SET PROBLEM. Copy every line of the records below where the word "value" occurs.

# # #

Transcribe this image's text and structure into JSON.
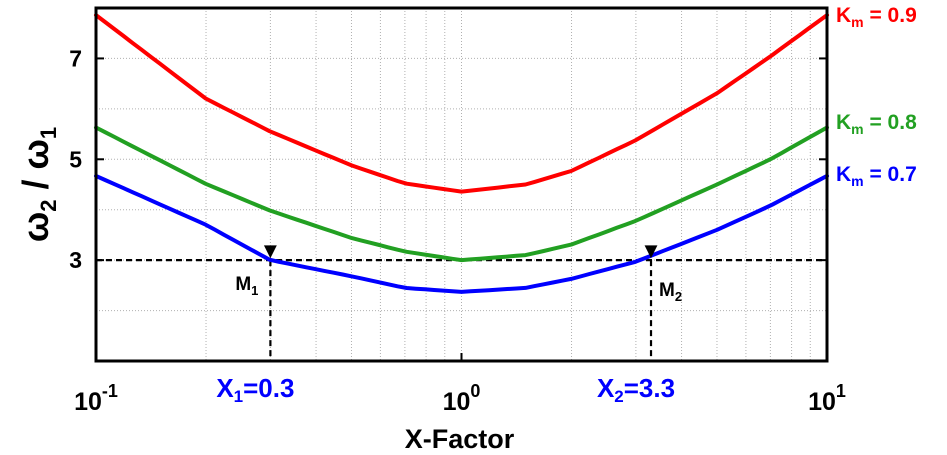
{
  "chart_data": {
    "type": "line",
    "xlabel": "X-Factor",
    "ylabel": {
      "base1": "ω",
      "sub1": "2",
      "sep": " / ",
      "base2": "ω",
      "sub2": "1"
    },
    "xscale": "log",
    "xlim": [
      0.1,
      10
    ],
    "ylim": [
      1,
      8
    ],
    "grid": true,
    "x_ticks": [
      {
        "value": 0.1,
        "base": "10",
        "exp": "-1"
      },
      {
        "value": 1,
        "base": "10",
        "exp": "0"
      },
      {
        "value": 10,
        "base": "10",
        "exp": "1"
      }
    ],
    "y_ticks": [
      {
        "value": 3,
        "label": "3"
      },
      {
        "value": 5,
        "label": "5"
      },
      {
        "value": 7,
        "label": "7"
      }
    ],
    "series": [
      {
        "name": "0.9",
        "color": "#ff0000",
        "x": [
          0.1,
          0.2,
          0.3,
          0.5,
          0.7,
          1,
          1.5,
          2,
          3,
          5,
          7,
          10
        ],
        "y": [
          7.86,
          6.2,
          5.55,
          4.88,
          4.52,
          4.36,
          4.5,
          4.77,
          5.38,
          6.31,
          7.04,
          7.86
        ]
      },
      {
        "name": "0.8",
        "color": "#22a022",
        "x": [
          0.1,
          0.2,
          0.3,
          0.5,
          0.7,
          1,
          1.5,
          2,
          3,
          5,
          7,
          10
        ],
        "y": [
          5.63,
          4.51,
          3.98,
          3.44,
          3.17,
          3.0,
          3.1,
          3.31,
          3.78,
          4.5,
          5.0,
          5.63
        ]
      },
      {
        "name": "0.7",
        "color": "#0000ff",
        "x": [
          0.1,
          0.2,
          0.3,
          0.5,
          0.7,
          1,
          1.5,
          2,
          3,
          5,
          7,
          10
        ],
        "y": [
          4.67,
          3.7,
          3.0,
          2.68,
          2.45,
          2.37,
          2.45,
          2.63,
          2.97,
          3.6,
          4.08,
          4.67
        ]
      }
    ],
    "legend_labels": [
      {
        "series": 0,
        "base": "K",
        "sub": "m",
        "text": " = 0.9"
      },
      {
        "series": 1,
        "base": "K",
        "sub": "m",
        "text": " = 0.8"
      },
      {
        "series": 2,
        "base": "K",
        "sub": "m",
        "text": " = 0.7"
      }
    ],
    "reference_line": {
      "y": 3
    },
    "annotations": [
      {
        "x": 0.3,
        "y": 3,
        "marker": "▼",
        "label_base": "M",
        "label_sub": "1",
        "x_label_base": "X",
        "x_label_sub": "1",
        "x_label_text": "=0.3"
      },
      {
        "x": 3.3,
        "y": 3,
        "marker": "▼",
        "label_base": "M",
        "label_sub": "2",
        "x_label_base": "X",
        "x_label_sub": "2",
        "x_label_text": "=3.3"
      }
    ]
  }
}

# # #

REPLY TO THE TASK.
        "value": 0.1,
        "value": 1,
        "value": 10,
        "value": 3,
        "value": 5,
        "value": 7,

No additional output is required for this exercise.